Goal
Please print the full listing exactly.

(Dataset items)
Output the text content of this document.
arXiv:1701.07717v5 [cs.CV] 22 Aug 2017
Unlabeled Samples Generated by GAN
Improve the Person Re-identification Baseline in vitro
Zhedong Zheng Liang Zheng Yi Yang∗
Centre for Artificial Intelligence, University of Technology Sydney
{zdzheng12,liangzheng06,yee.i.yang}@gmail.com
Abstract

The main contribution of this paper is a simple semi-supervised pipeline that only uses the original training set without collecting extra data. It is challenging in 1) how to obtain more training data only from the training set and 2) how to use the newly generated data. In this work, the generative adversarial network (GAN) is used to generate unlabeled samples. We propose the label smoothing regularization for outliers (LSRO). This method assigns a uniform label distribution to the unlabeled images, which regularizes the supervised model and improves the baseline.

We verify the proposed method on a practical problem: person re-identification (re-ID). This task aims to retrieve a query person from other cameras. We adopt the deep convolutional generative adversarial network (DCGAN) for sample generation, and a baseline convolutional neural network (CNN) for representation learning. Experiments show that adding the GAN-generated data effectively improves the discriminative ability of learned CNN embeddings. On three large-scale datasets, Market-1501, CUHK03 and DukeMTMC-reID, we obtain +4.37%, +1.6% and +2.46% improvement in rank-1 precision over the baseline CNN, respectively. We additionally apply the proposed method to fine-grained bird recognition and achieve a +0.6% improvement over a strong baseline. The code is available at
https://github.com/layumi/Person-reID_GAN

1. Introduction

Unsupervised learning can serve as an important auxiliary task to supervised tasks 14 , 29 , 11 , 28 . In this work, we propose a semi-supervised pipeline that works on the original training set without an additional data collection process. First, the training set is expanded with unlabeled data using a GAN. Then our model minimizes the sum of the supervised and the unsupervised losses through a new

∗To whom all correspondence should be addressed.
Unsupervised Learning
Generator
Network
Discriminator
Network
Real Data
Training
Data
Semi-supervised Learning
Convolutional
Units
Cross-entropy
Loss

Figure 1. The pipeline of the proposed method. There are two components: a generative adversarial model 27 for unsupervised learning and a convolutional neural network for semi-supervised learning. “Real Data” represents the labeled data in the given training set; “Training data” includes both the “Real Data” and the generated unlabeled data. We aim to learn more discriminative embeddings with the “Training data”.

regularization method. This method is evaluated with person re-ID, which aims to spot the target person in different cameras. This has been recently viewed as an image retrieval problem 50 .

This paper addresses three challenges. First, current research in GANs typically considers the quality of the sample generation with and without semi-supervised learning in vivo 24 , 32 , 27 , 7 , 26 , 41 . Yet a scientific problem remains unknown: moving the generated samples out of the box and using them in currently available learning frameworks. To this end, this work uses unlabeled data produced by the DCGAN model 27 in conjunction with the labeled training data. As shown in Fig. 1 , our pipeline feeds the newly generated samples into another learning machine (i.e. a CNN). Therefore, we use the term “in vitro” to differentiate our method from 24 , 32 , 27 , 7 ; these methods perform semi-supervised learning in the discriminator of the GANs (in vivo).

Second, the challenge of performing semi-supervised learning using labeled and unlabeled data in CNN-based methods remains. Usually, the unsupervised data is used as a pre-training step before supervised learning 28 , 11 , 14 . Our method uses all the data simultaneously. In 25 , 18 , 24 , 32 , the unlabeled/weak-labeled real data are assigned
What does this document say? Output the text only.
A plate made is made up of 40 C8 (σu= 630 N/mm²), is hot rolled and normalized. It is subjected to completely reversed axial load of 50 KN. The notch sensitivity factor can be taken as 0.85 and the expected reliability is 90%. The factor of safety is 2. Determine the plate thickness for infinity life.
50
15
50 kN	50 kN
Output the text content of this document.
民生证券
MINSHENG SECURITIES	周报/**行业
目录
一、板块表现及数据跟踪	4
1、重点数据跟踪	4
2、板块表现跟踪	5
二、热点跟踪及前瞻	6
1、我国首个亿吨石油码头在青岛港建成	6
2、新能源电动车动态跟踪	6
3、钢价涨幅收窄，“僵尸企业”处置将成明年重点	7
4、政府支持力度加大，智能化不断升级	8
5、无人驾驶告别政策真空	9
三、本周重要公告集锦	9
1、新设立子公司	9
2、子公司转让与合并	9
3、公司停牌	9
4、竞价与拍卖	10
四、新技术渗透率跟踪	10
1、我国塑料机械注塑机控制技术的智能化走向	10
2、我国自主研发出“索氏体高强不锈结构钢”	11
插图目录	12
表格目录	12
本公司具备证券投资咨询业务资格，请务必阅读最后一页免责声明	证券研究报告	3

The solution
Output the text content of this document.
arXiv:1701.07717v5 [cs.CV] 22 Aug 2017
Unlabeled Samples Generated by GAN
Improve the Person Re-identification Baseline in vitro
Zhedong Zheng Liang Zheng Yi Yang∗
Centre for Artificial Intelligence, University of Technology Sydney
{zdzheng12,liangzheng06,yee.i.yang}@gmail.com
Abstract

The main contribution of this paper is a simple semi-supervised pipeline that only uses the original training set without collecting extra data. It is challenging in 1) how to obtain more training data only from the training set and 2) how to use the newly generated data. In this work, the generative adversarial network (GAN) is used to generate unlabeled samples. We propose the label smoothing regularization for outliers (LSRO). This method assigns a uniform label distribution to the unlabeled images, which regularizes the supervised model and improves the baseline.

We verify the proposed method on a practical problem: person re-identification (re-ID). This task aims to retrieve a query person from other cameras. We adopt the deep convolutional generative adversarial network (DCGAN) for sample generation, and a baseline convolutional neural network (CNN) for representation learning. Experiments show that adding the GAN-generated data effectively improves the discriminative ability of learned CNN embeddings. On three large-scale datasets, Market-1501, CUHK03 and DukeMTMC-reID, we obtain +4.37%, +1.6% and +2.46% improvement in rank-1 precision over the baseline CNN, respectively. We additionally apply the proposed method to fine-grained bird recognition and achieve a +0.6% improvement over a strong baseline. The code is available at
https://github.com/layumi/Person-reID_GAN

1. Introduction

Unsupervised learning can serve as an important auxiliary task to supervised tasks 14 , 29 , 11 , 28 . In this work, we propose a semi-supervised pipeline that works on the original training set without an additional data collection process. First, the training set is expanded with unlabeled data using a GAN. Then our model minimizes the sum of the supervised and the unsupervised losses through a new

∗To whom all correspondence should be addressed.
Unsupervised Learning
Generator
Network
Discriminator
Network
Real Data
Training
Data
Semi-supervised Learning
Convolutional
Units
Cross-entropy
Loss

Figure 1. The pipeline of the proposed method. There are two components: a generative adversarial model 27 for unsupervised learning and a convolutional neural network for semi-supervised learning. “Real Data” represents the labeled data in the given training set; “Training data” includes both the “Real Data” and the generated unlabeled data. We aim to learn more discriminative embeddings with the “Training data”.

regularization method. This method is evaluated with person re-ID, which aims to spot the target person in different cameras. This has been recently viewed as an image retrieval problem 50 .

This paper addresses three challenges. First, current research in GANs typically considers the quality of the sample generation with and without semi-supervised learning in vivo 24 , 32 , 27 , 7 , 26 , 41 . Yet a scientific problem remains unknown: moving the generated samples out of the box and using them in currently available learning frameworks. To this end, this work uses unlabeled data produced by the DCGAN model 27 in conjunction with the labeled training data. As shown in Fig. 1 , our pipeline feeds the newly generated samples into another learning machine (i.e. a CNN). Therefore, we use the term “in vitro” to differentiate our method from 24 , 32 , 27 , 7 ; these methods perform semi-supervised learning in the discriminator of the GANs (in vivo).

Second, the challenge of performing semi-supervised learning using labeled and unlabeled data in CNN-based methods remains. Usually, the unsupervised data is used as a pre-training step before supervised learning 28 , 11 , 14 . Our method uses all the data simultaneously. In 25 , 18 , 24 , 32 , the unlabeled/weak-labeled real data are assigned
What does this document say? Output the text only.
A plate made is made up of 40 C8 (σu= 630 N/mm²), is hot rolled and normalized. It is subjected to completely reversed axial load of 50 KN. The notch sensitivity factor can be taken as 0.85 and the expected reliability is 90%. The factor of safety is 2. Determine the plate thickness for infinity life.
50
15
50 kN	50 kN
Output the text content of this document.
民生证券
MINSHENG SECURITIES	周报/**行业
目录
一、板块表现及数据跟踪	4
1、重点数据跟踪	4
2、板块表现跟踪	5
二、热点跟踪及前瞻	6
1、我国首个亿吨石油码头在青岛港建成	6
2、新能源电动车动态跟踪	6
3、钢价涨幅收窄，“僵尸企业”处置将成明年重点	7
4、政府支持力度加大，智能化不断升级	8
5、无人驾驶告别政策真空	9
三、本周重要公告集锦	9
1、新设立子公司	9
2、子公司转让与合并	9
3、公司停牌	9
4、竞价与拍卖	10
四、新技术渗透率跟踪	10
1、我国塑料机械注塑机控制技术的智能化走向	10
2、我国自主研发出“索氏体高强不锈结构钢”	11
插图目录	12
表格目录	12
本公司具备证券投资咨询业务资格，请务必阅读最后一页免责声明	证券研究报告	3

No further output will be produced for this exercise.